▸ Instructions to follow:
Copy each line of the records that contains the word "собственными".

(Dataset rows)
—————

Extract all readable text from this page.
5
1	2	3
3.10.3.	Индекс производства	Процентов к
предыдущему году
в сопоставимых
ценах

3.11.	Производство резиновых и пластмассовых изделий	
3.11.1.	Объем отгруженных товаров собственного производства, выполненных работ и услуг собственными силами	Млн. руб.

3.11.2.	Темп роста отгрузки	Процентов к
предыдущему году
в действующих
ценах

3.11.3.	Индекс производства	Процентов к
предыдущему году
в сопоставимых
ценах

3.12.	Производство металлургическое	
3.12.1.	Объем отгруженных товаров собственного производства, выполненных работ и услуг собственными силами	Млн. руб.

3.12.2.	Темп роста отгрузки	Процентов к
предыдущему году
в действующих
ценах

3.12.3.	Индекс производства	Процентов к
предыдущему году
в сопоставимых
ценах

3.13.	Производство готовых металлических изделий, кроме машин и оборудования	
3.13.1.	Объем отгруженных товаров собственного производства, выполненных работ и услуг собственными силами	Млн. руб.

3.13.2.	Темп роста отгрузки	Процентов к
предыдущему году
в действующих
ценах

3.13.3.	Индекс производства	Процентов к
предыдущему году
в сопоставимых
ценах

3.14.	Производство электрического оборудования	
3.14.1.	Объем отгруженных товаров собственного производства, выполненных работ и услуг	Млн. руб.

—————

▸ Result for this task:
3.11.1.	Объем отгруженных товаров собственного производства, выполненных работ и услуг собственными силами	Млн. руб.
3.12.1.	Объем отгруженных товаров собственного производства, выполненных работ и услуг собственными силами	Млн. руб.
3.13.1.	Объем отгруженных товаров собственного производства, выполненных работ и услуг собственными силами	Млн. руб.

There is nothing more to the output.